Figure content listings
* START *
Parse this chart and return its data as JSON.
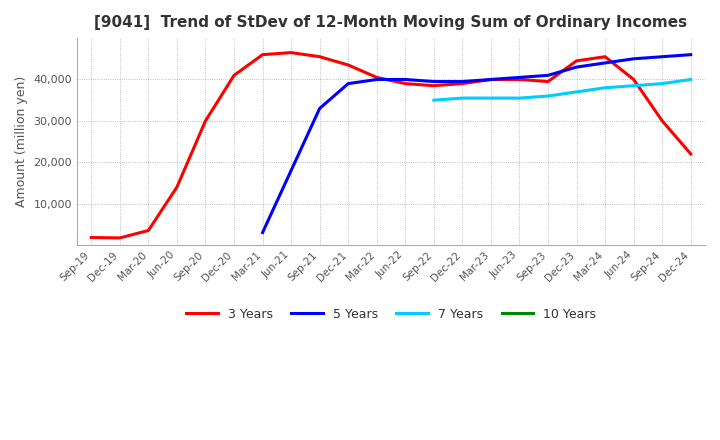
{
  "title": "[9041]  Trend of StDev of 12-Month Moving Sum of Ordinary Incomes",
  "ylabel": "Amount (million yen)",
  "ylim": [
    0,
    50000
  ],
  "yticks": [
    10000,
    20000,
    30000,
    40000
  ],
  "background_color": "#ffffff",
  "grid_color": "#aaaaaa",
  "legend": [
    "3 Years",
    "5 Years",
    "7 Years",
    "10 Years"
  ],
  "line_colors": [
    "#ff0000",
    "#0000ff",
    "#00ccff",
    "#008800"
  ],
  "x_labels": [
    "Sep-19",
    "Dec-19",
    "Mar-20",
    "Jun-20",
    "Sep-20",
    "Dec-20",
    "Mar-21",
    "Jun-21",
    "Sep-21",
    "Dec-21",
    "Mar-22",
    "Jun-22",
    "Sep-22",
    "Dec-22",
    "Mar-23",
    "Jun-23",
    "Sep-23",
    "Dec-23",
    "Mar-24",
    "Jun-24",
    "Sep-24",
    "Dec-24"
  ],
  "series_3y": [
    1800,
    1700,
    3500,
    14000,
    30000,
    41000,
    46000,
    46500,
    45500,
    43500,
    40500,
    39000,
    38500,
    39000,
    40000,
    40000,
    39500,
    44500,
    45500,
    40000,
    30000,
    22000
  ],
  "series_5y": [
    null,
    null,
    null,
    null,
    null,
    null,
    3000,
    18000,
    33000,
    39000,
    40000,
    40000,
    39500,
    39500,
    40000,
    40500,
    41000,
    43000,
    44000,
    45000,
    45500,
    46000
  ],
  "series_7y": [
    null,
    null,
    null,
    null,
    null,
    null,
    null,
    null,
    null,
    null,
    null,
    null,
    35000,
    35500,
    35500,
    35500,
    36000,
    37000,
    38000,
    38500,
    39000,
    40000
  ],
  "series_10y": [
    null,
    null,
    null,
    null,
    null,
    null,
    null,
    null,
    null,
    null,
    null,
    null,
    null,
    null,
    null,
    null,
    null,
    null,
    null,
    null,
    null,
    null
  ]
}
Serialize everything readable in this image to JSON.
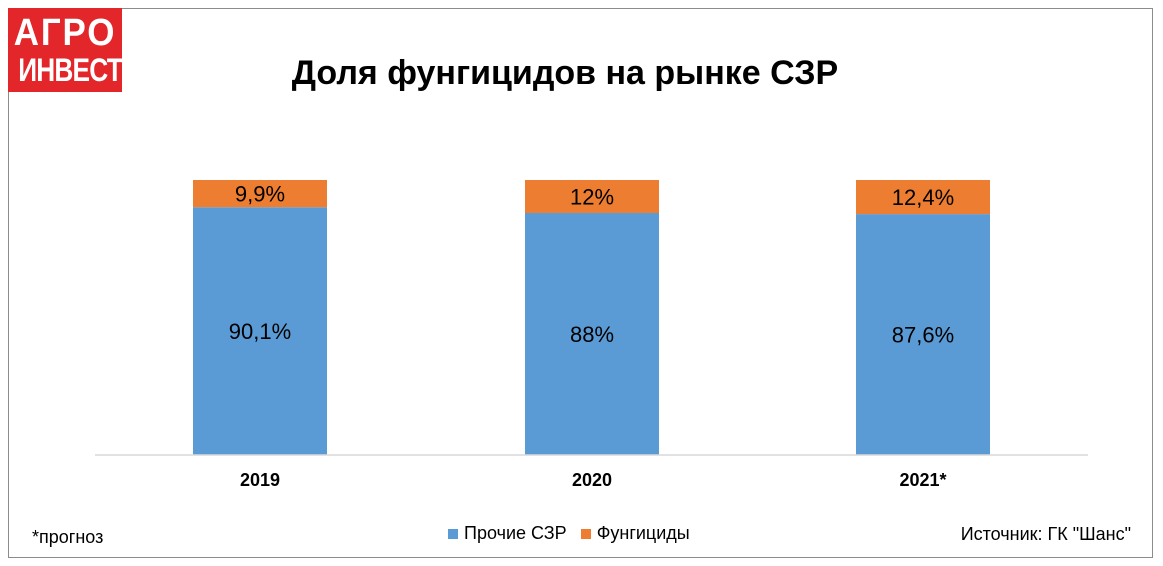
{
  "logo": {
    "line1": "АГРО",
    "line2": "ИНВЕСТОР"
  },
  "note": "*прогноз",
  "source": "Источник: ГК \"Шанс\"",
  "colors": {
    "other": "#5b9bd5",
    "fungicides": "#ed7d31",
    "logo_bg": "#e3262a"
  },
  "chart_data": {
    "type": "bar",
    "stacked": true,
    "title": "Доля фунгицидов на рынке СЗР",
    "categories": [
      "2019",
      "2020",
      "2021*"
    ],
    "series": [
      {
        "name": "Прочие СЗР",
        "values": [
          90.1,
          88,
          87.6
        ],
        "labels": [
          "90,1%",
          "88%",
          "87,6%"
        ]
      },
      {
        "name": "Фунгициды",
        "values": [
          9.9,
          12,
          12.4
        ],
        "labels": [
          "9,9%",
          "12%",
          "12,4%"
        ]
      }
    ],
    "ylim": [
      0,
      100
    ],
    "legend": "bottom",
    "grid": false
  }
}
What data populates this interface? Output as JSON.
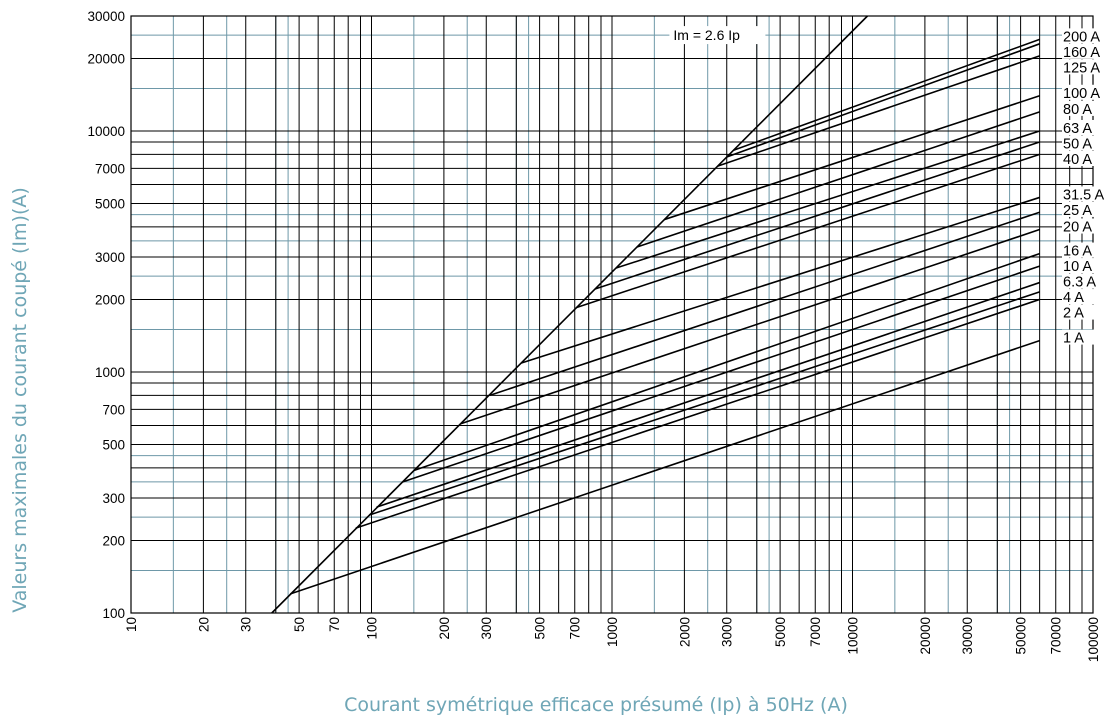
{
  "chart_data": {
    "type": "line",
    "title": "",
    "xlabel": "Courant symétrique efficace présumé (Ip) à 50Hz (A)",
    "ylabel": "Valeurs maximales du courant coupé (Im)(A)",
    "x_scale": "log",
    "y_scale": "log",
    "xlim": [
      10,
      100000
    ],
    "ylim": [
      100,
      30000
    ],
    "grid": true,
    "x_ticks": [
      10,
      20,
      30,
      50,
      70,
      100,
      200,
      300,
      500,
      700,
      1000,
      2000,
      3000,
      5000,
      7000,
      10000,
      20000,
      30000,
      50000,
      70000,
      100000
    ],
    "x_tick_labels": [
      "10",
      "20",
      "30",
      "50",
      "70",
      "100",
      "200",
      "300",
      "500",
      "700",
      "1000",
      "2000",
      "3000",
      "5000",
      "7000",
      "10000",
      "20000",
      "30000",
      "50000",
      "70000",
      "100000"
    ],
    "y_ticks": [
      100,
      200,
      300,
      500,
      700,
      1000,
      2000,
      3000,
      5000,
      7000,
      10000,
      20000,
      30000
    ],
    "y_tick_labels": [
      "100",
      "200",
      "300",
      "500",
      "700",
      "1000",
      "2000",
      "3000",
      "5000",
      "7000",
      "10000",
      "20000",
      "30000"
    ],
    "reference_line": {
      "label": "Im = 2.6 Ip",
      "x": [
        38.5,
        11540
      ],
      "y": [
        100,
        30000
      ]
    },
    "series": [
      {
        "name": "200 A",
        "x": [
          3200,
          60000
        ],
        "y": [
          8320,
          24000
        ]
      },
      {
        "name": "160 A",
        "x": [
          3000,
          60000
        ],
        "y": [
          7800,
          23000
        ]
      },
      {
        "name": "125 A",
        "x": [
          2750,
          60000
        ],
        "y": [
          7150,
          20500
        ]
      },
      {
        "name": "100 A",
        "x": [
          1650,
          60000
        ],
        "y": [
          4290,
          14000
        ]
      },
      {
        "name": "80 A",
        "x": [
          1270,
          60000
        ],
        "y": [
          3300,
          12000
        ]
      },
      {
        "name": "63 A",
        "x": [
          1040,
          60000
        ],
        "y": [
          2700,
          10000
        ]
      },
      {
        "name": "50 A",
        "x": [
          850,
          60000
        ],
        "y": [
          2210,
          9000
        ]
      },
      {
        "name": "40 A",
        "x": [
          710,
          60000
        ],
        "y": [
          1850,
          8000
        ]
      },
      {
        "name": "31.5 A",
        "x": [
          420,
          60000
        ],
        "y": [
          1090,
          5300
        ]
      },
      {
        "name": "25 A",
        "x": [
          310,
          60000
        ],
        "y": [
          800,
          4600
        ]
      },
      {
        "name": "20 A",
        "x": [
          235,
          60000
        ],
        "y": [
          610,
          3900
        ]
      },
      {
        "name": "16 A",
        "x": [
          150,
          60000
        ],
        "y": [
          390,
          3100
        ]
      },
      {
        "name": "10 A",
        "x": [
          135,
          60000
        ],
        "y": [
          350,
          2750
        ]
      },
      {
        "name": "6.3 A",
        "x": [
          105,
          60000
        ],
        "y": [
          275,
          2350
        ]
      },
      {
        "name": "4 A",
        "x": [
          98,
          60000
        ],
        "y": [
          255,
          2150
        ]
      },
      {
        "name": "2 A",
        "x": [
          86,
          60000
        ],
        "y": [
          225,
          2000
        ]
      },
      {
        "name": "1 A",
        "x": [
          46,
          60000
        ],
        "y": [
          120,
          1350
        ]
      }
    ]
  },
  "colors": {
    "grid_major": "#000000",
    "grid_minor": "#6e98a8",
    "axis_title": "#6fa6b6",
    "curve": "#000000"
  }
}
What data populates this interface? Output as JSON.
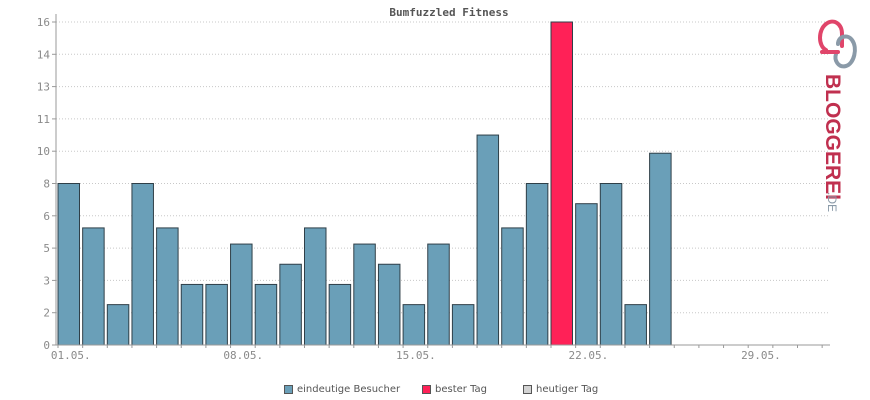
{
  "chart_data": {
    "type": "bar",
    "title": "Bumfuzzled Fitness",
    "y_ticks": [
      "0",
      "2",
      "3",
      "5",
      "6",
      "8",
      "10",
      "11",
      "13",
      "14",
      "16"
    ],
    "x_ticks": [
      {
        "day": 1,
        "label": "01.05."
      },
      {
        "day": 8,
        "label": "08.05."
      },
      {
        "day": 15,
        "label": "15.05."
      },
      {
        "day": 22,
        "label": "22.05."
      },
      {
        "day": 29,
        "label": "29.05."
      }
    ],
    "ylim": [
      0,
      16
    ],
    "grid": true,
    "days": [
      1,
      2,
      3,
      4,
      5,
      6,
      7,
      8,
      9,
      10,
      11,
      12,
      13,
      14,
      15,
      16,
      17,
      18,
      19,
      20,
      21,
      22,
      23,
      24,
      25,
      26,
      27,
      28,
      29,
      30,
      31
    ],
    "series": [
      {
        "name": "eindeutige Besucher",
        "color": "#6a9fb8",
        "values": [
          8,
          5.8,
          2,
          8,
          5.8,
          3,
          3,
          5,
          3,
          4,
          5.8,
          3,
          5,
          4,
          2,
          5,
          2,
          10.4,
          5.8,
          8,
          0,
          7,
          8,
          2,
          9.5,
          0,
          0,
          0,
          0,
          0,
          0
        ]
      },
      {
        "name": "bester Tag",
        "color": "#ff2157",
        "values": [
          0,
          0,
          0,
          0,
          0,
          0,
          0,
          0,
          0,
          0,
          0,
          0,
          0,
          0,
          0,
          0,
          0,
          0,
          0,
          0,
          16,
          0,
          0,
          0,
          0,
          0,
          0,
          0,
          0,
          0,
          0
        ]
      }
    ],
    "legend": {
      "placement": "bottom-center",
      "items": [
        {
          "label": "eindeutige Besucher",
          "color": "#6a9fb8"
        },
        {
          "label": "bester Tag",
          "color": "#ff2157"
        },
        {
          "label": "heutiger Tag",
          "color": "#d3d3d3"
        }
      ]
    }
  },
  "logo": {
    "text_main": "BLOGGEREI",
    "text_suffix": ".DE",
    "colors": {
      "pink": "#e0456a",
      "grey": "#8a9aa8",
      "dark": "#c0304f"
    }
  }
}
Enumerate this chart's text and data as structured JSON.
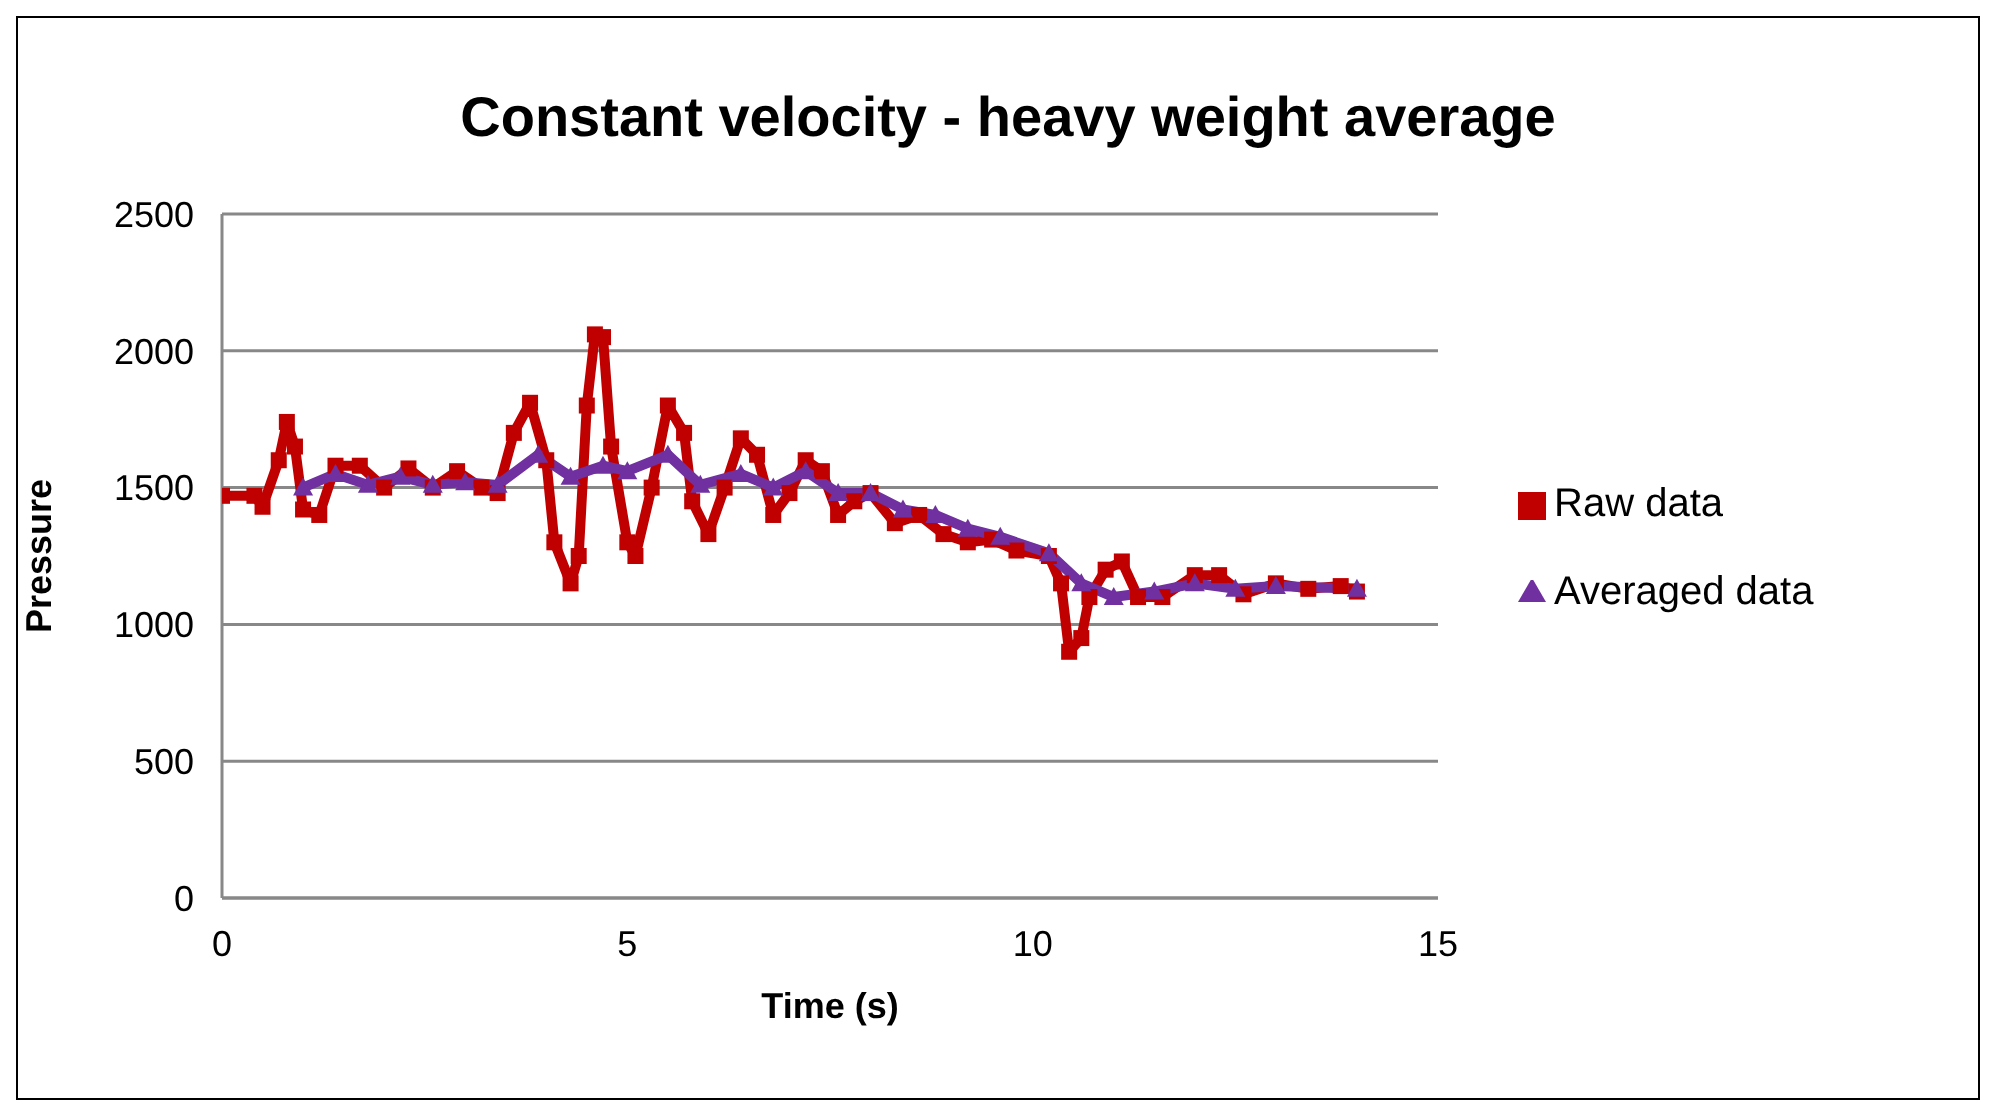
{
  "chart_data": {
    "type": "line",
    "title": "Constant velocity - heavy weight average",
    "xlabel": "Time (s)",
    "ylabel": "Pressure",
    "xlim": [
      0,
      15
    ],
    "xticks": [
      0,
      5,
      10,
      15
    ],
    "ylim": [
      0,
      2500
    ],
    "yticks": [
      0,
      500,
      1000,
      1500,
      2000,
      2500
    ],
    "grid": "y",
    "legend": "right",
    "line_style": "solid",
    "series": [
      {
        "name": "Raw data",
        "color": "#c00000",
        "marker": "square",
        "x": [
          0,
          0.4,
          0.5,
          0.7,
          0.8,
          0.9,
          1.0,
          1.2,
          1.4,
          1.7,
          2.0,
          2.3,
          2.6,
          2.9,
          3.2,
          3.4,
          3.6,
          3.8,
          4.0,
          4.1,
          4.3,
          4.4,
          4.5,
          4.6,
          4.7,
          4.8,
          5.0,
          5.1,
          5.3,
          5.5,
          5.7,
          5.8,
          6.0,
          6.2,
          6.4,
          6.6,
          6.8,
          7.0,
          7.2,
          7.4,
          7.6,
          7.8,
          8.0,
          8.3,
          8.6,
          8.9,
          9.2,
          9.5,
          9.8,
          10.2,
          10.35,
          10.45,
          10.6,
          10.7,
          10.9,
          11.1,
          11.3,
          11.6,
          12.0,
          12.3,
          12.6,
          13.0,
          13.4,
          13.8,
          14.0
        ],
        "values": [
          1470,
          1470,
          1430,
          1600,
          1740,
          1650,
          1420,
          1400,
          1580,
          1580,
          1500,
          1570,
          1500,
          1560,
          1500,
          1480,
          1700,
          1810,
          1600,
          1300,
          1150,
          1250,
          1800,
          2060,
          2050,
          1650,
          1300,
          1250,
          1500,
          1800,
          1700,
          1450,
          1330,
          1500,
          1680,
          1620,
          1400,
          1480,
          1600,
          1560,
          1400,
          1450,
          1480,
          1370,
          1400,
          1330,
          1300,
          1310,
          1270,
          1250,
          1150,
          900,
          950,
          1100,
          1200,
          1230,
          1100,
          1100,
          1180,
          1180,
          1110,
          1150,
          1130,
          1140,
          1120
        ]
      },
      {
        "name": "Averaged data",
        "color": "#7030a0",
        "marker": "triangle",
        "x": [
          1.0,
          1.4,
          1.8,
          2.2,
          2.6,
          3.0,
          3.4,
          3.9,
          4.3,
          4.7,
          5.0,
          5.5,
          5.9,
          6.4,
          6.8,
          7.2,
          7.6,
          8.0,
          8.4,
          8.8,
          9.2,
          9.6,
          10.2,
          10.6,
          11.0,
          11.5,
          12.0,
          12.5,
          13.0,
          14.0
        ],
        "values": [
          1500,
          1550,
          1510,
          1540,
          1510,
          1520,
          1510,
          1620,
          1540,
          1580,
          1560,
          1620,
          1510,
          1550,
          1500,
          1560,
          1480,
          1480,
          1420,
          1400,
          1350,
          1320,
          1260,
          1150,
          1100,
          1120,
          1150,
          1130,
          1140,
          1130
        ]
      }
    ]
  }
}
* END *
» SHORT PROBLEM:
Your answer should be a single number: the count of lines in the material above that contain "ylabel".

» CORRECT ANSWER:
3